Collected data entries:
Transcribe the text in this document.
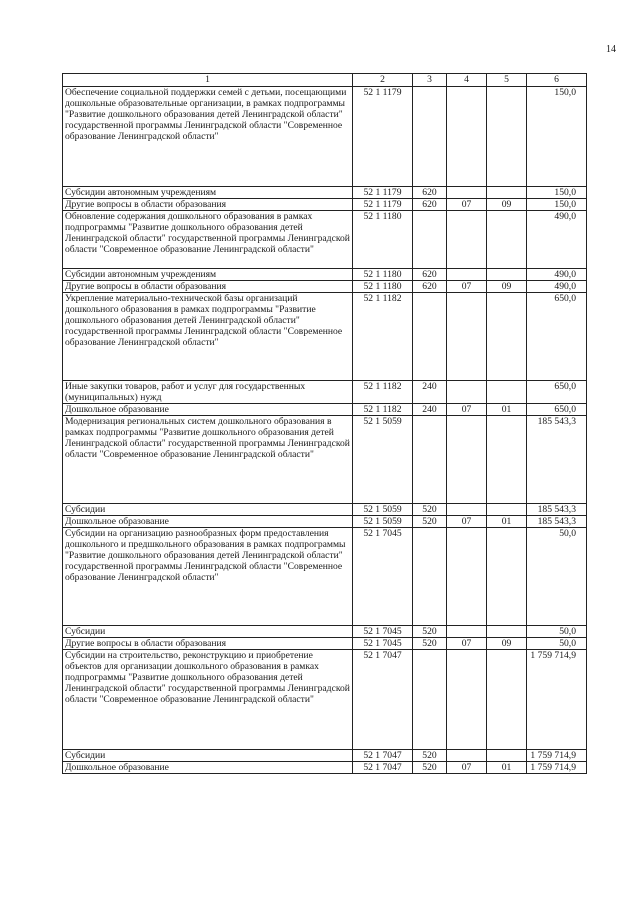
14
1	2	3	4	5	6
Обеспечение социальной поддержки семей с детьми, посещающими дошкольные образовательные организации, в рамках подпрограммы "Развитие дошкольного образования детей Ленинградской области" государственной программы Ленинградской области "Современное образование Ленинградской области"	52 1 1179				150,0
Субсидии автономным учреждениям	52 1 1179	620			150,0
Другие вопросы в области образования	52 1 1179	620	07	09	150,0
Обновление содержания дошкольного образования в рамках подпрограммы "Развитие дошкольного образования детей Ленинградской области" государственной программы Ленинградской области "Современное образование Ленинградской области"	52 1 1180				490,0
Субсидии автономным учреждениям	52 1 1180	620			490,0
Другие вопросы в области образования	52 1 1180	620	07	09	490,0
Укрепление материально-технической базы организаций дошкольного образования в рамках подпрограммы "Развитие дошкольного образования детей Ленинградской области" государственной программы Ленинградской области "Современное образование Ленинградской области"	52 1 1182				650,0
Иные закупки товаров, работ и услуг для государственных (муниципальных) нужд	52 1 1182	240			650,0
Дошкольное образование	52 1 1182	240	07	01	650,0
Модернизация региональных систем дошкольного образования в рамках подпрограммы "Развитие дошкольного образования детей Ленинградской области" государственной программы Ленинградской области "Современное образование Ленинградской области"	52 1 5059				185 543,3
Субсидии	52 1 5059	520			185 543,3
Дошкольное образование	52 1 5059	520	07	01	185 543,3
Субсидии на организацию разнообразных форм предоставления дошкольного и предшкольного образования в рамках подпрограммы "Развитие дошкольного образования детей Ленинградской области" государственной программы Ленинградской области "Современное образование Ленинградской области"	52 1 7045				50,0
Субсидии	52 1 7045	520			50,0
Другие вопросы в области образования	52 1 7045	520	07	09	50,0
Субсидии на строительство, реконструкцию и приобретение объектов для организации дошкольного образования в рамках подпрограммы "Развитие дошкольного образования детей Ленинградской области" государственной программы Ленинградской области "Современное образование Ленинградской области"	52 1 7047				1 759 714,9
Субсидии	52 1 7047	520			1 759 714,9
Дошкольное образование	52 1 7047	520	07	01	1 759 714,9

What is required: Give every record again exactly, apart from the pictures, which stay out.

Problem solution:
Transcribe the text in this document.
14
1	2	3	4	5	6
Обеспечение социальной поддержки семей с детьми, посещающими дошкольные образовательные организации, в рамках подпрограммы "Развитие дошкольного образования детей Ленинградской области" государственной программы Ленинградской области "Современное образование Ленинградской области"	52 1 1179				150,0
Субсидии автономным учреждениям	52 1 1179	620			150,0
Другие вопросы в области образования	52 1 1179	620	07	09	150,0
Обновление содержания дошкольного образования в рамках подпрограммы "Развитие дошкольного образования детей Ленинградской области" государственной программы Ленинградской области "Современное образование Ленинградской области"	52 1 1180				490,0
Субсидии автономным учреждениям	52 1 1180	620			490,0
Другие вопросы в области образования	52 1 1180	620	07	09	490,0
Укрепление материально-технической базы организаций дошкольного образования в рамках подпрограммы "Развитие дошкольного образования детей Ленинградской области" государственной программы Ленинградской области "Современное образование Ленинградской области"	52 1 1182				650,0
Иные закупки товаров, работ и услуг для государственных (муниципальных) нужд	52 1 1182	240			650,0
Дошкольное образование	52 1 1182	240	07	01	650,0
Модернизация региональных систем дошкольного образования в рамках подпрограммы "Развитие дошкольного образования детей Ленинградской области" государственной программы Ленинградской области "Современное образование Ленинградской области"	52 1 5059				185 543,3
Субсидии	52 1 5059	520			185 543,3
Дошкольное образование	52 1 5059	520	07	01	185 543,3
Субсидии на организацию разнообразных форм предоставления дошкольного и предшкольного образования в рамках подпрограммы "Развитие дошкольного образования детей Ленинградской области" государственной программы Ленинградской области "Современное образование Ленинградской области"	52 1 7045				50,0
Субсидии	52 1 7045	520			50,0
Другие вопросы в области образования	52 1 7045	520	07	09	50,0
Субсидии на строительство, реконструкцию и приобретение объектов для организации дошкольного образования в рамках подпрограммы "Развитие дошкольного образования детей Ленинградской области" государственной программы Ленинградской области "Современное образование Ленинградской области"	52 1 7047				1 759 714,9
Субсидии	52 1 7047	520			1 759 714,9
Дошкольное образование	52 1 7047	520	07	01	1 759 714,9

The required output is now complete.